▸ **Work to complete**:
Your task is to restate the data word for word.

▸ **Stored items**:
#####

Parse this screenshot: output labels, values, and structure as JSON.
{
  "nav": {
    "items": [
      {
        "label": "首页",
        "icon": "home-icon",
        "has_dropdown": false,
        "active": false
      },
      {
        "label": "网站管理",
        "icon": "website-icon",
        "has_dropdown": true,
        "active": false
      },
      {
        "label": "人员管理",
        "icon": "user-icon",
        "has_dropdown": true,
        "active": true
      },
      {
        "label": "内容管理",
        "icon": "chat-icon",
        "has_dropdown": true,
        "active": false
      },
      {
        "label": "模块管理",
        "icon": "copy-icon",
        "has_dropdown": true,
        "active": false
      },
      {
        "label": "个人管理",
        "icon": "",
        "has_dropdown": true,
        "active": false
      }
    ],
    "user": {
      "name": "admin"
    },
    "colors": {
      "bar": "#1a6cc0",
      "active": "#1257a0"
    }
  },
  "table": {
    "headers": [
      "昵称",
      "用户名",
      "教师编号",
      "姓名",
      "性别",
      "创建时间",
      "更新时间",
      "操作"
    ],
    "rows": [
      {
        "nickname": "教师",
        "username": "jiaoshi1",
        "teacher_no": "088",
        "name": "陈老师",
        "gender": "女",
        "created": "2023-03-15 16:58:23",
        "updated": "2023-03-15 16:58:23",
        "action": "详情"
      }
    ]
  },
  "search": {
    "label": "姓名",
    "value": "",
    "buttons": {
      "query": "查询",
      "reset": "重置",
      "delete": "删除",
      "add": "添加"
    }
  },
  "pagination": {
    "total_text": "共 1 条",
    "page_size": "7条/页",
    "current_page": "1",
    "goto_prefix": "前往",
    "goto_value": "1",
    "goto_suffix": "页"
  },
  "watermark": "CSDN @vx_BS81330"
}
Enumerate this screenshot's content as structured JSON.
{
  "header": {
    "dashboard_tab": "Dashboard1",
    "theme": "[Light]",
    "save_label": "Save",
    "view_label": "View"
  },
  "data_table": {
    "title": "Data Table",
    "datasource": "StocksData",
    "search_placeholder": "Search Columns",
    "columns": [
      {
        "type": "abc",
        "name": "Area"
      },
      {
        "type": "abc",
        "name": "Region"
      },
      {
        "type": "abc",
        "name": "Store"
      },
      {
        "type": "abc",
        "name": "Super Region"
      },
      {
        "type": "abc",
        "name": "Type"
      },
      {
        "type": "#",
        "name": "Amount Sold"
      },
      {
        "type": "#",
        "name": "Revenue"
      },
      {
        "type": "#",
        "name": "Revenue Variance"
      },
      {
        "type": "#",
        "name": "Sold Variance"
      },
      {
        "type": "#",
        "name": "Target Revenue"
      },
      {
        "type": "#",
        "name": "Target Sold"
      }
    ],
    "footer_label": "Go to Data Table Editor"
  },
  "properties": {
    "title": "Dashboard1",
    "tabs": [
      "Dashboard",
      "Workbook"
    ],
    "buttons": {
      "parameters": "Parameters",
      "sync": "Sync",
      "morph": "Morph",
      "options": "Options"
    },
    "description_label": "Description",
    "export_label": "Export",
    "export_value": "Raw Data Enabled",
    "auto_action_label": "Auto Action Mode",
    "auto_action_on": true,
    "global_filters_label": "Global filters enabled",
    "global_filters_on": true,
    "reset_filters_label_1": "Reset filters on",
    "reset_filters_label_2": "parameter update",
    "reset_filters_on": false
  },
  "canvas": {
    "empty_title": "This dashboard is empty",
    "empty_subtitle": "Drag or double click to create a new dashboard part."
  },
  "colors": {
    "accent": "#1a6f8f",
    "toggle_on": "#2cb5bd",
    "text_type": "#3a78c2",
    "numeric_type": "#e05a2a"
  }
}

#####

▸ **Full output**:
Parse this screenshot: output labels, values, and structure as JSON.
{
  "nav": {
    "items": [
      {
        "label": "首页",
        "icon": "home-icon",
        "has_dropdown": false,
        "active": false
      },
      {
        "label": "网站管理",
        "icon": "website-icon",
        "has_dropdown": true,
        "active": false
      },
      {
        "label": "人员管理",
        "icon": "user-icon",
        "has_dropdown": true,
        "active": true
      },
      {
        "label": "内容管理",
        "icon": "chat-icon",
        "has_dropdown": true,
        "active": false
      },
      {
        "label": "模块管理",
        "icon": "copy-icon",
        "has_dropdown": true,
        "active": false
      },
      {
        "label": "个人管理",
        "icon": "",
        "has_dropdown": true,
        "active": false
      }
    ],
    "user": {
      "name": "admin"
    },
    "colors": {
      "bar": "#1a6cc0",
      "active": "#1257a0"
    }
  },
  "table": {
    "headers": [
      "昵称",
      "用户名",
      "教师编号",
      "姓名",
      "性别",
      "创建时间",
      "更新时间",
      "操作"
    ],
    "rows": [
      {
        "nickname": "教师",
        "username": "jiaoshi1",
        "teacher_no": "088",
        "name": "陈老师",
        "gender": "女",
        "created": "2023-03-15 16:58:23",
        "updated": "2023-03-15 16:58:23",
        "action": "详情"
      }
    ]
  },
  "search": {
    "label": "姓名",
    "value": "",
    "buttons": {
      "query": "查询",
      "reset": "重置",
      "delete": "删除",
      "add": "添加"
    }
  },
  "pagination": {
    "total_text": "共 1 条",
    "page_size": "7条/页",
    "current_page": "1",
    "goto_prefix": "前往",
    "goto_value": "1",
    "goto_suffix": "页"
  },
  "watermark": "CSDN @vx_BS81330"
}
Enumerate this screenshot's content as structured JSON.
{
  "header": {
    "dashboard_tab": "Dashboard1",
    "theme": "[Light]",
    "save_label": "Save",
    "view_label": "View"
  },
  "data_table": {
    "title": "Data Table",
    "datasource": "StocksData",
    "search_placeholder": "Search Columns",
    "columns": [
      {
        "type": "abc",
        "name": "Area"
      },
      {
        "type": "abc",
        "name": "Region"
      },
      {
        "type": "abc",
        "name": "Store"
      },
      {
        "type": "abc",
        "name": "Super Region"
      },
      {
        "type": "abc",
        "name": "Type"
      },
      {
        "type": "#",
        "name": "Amount Sold"
      },
      {
        "type": "#",
        "name": "Revenue"
      },
      {
        "type": "#",
        "name": "Revenue Variance"
      },
      {
        "type": "#",
        "name": "Sold Variance"
      },
      {
        "type": "#",
        "name": "Target Revenue"
      },
      {
        "type": "#",
        "name": "Target Sold"
      }
    ],
    "footer_label": "Go to Data Table Editor"
  },
  "properties": {
    "title": "Dashboard1",
    "tabs": [
      "Dashboard",
      "Workbook"
    ],
    "buttons": {
      "parameters": "Parameters",
      "sync": "Sync",
      "morph": "Morph",
      "options": "Options"
    },
    "description_label": "Description",
    "export_label": "Export",
    "export_value": "Raw Data Enabled",
    "auto_action_label": "Auto Action Mode",
    "auto_action_on": true,
    "global_filters_label": "Global filters enabled",
    "global_filters_on": true,
    "reset_filters_label_1": "Reset filters on",
    "reset_filters_label_2": "parameter update",
    "reset_filters_on": false
  },
  "canvas": {
    "empty_title": "This dashboard is empty",
    "empty_subtitle": "Drag or double click to create a new dashboard part."
  },
  "colors": {
    "accent": "#1a6f8f",
    "toggle_on": "#2cb5bd",
    "text_type": "#3a78c2",
    "numeric_type": "#e05a2a"
  }
}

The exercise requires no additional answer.